- _Source records_:
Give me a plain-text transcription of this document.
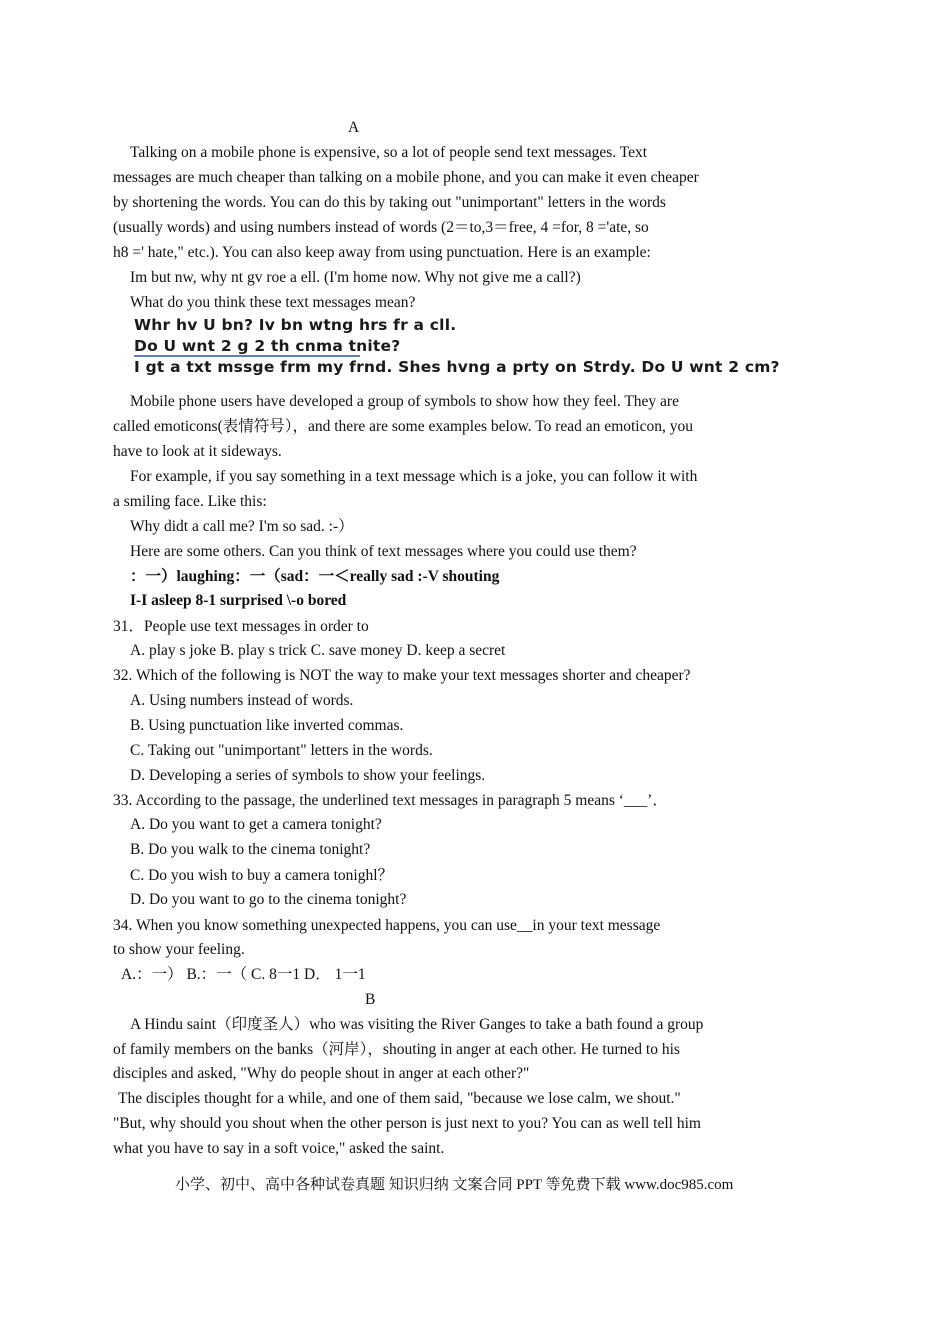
A
Talking on a mobile phone is expensive, so a lot of people send text messages. Text
messages are much cheaper than talking on a mobile phone, and you can make it even cheaper
by shortening the words. You can do this by taking out "unimportant" letters in the words
(usually words) and using numbers instead of words (2＝to,3＝free, 4 =for, 8 ='ate, so
h8 =' hate," etc.). You can also keep away from using punctuation. Here is an example:
Im but nw, why nt gv roe a ell. (I'm home now. Why not give me a call?)
What do you think these text messages mean?
Whr hv U bn? Iv bn wtng hrs fr a cll.
Do U wnt 2 g 2 th cnma tnite?
I gt a txt mssge frm my frnd. Shes hvng a prty on Strdy. Do U wnt 2 cm?
Mobile phone users have developed a group of symbols to show how they feel. They are
called emoticons(表情符号），and there are some examples below. To read an emoticon, you
have to look at it sideways.
For example, if you say something in a text message which is a joke, you can follow it with
a smiling face. Like this:
Why didt a call me? I'm so sad. :-）
Here are some others. Can you think of text messages where you could use them?
：一）laughing：一（sad：一＜really sad :-V shouting
I-I asleep 8-1 surprised \-o bored
31．People use text messages in order to
A. play s joke B. play s trick C. save money D. keep a secret
32. Which of the following is NOT the way to make your text messages shorter and cheaper?
A. Using numbers instead of words.
B. Using punctuation like inverted commas.
C. Taking out "unimportant" letters in the words.
D. Developing a series of symbols to show your feelings.
33. According to the passage, the underlined text messages in paragraph 5 means ‘___’．
A. Do you want to get a camera tonight?
B. Do you walk to the cinema tonight?
C. Do you wish to buy a camera tonighl？
D. Do you want to go to the cinema tonight?
34. When you know something unexpected happens, you can use__in your text message
to show your feeling.
A.：一） B.：一（ C. 8一1 D． 1一1
B
A Hindu saint（印度圣人）who was visiting the River Ganges to take a bath found a group
of family members on the banks（河岸），shouting in anger at each other. He turned to his
disciples and asked, "Why do people shout in anger at each other?"
The disciples thought for a while, and one of them said, "because we lose calm, we shout."
"But, why should you shout when the other person is just next to you? You can as well tell him
what you have to say in a soft voice," asked the saint.
小学、初中、高中各种试卷真题 知识归纳 文案合同 PPT 等免费下载 www.doc985.com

- _TASK TO COMPLETE_: From the entries above, return each line with the word "cheaper" in it.

- _FULL OUTPUT_:
messages are much cheaper than talking on a mobile phone, and you can make it even cheaper
32. Which of the following is NOT the way to make your text messages shorter and cheaper?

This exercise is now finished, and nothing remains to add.